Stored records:

════

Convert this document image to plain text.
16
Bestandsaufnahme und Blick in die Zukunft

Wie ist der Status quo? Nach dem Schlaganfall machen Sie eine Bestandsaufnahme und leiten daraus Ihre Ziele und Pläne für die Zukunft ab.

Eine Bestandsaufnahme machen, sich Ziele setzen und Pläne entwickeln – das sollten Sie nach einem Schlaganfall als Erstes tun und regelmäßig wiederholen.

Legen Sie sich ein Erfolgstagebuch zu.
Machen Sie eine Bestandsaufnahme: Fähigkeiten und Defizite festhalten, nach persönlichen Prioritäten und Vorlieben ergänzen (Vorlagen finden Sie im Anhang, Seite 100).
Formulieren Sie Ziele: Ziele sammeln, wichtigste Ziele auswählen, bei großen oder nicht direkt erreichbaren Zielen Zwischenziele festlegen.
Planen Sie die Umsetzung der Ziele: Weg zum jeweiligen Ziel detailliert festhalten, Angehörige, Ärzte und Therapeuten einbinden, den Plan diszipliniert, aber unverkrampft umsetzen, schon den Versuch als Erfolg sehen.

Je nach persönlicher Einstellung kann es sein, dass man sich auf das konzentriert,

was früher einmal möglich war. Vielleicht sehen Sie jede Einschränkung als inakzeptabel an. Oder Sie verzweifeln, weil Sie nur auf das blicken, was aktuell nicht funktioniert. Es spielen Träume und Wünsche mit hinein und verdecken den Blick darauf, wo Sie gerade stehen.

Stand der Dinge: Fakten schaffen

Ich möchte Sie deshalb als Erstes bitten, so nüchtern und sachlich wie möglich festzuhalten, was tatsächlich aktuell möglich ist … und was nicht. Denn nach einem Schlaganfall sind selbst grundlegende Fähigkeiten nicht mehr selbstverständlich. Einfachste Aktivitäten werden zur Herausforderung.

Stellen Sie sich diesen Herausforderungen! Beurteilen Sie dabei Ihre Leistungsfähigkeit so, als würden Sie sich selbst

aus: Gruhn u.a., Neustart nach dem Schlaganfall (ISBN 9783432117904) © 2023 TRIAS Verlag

════

▶ [Task description] Set down the entries verbatim, leaving none out.

▶ [Response to this task]
Convert this document image to plain text.
16
Bestandsaufnahme und Blick in die Zukunft

Wie ist der Status quo? Nach dem Schlaganfall machen Sie eine Bestandsaufnahme und leiten daraus Ihre Ziele und Pläne für die Zukunft ab.

Eine Bestandsaufnahme machen, sich Ziele setzen und Pläne entwickeln – das sollten Sie nach einem Schlaganfall als Erstes tun und regelmäßig wiederholen.

Legen Sie sich ein Erfolgstagebuch zu.
Machen Sie eine Bestandsaufnahme: Fähigkeiten und Defizite festhalten, nach persönlichen Prioritäten und Vorlieben ergänzen (Vorlagen finden Sie im Anhang, Seite 100).
Formulieren Sie Ziele: Ziele sammeln, wichtigste Ziele auswählen, bei großen oder nicht direkt erreichbaren Zielen Zwischenziele festlegen.
Planen Sie die Umsetzung der Ziele: Weg zum jeweiligen Ziel detailliert festhalten, Angehörige, Ärzte und Therapeuten einbinden, den Plan diszipliniert, aber unverkrampft umsetzen, schon den Versuch als Erfolg sehen.

Je nach persönlicher Einstellung kann es sein, dass man sich auf das konzentriert,

was früher einmal möglich war. Vielleicht sehen Sie jede Einschränkung als inakzeptabel an. Oder Sie verzweifeln, weil Sie nur auf das blicken, was aktuell nicht funktioniert. Es spielen Träume und Wünsche mit hinein und verdecken den Blick darauf, wo Sie gerade stehen.

Stand der Dinge: Fakten schaffen

Ich möchte Sie deshalb als Erstes bitten, so nüchtern und sachlich wie möglich festzuhalten, was tatsächlich aktuell möglich ist … und was nicht. Denn nach einem Schlaganfall sind selbst grundlegende Fähigkeiten nicht mehr selbstverständlich. Einfachste Aktivitäten werden zur Herausforderung.

Stellen Sie sich diesen Herausforderungen! Beurteilen Sie dabei Ihre Leistungsfähigkeit so, als würden Sie sich selbst

aus: Gruhn u.a., Neustart nach dem Schlaganfall (ISBN 9783432117904) © 2023 TRIAS Verlag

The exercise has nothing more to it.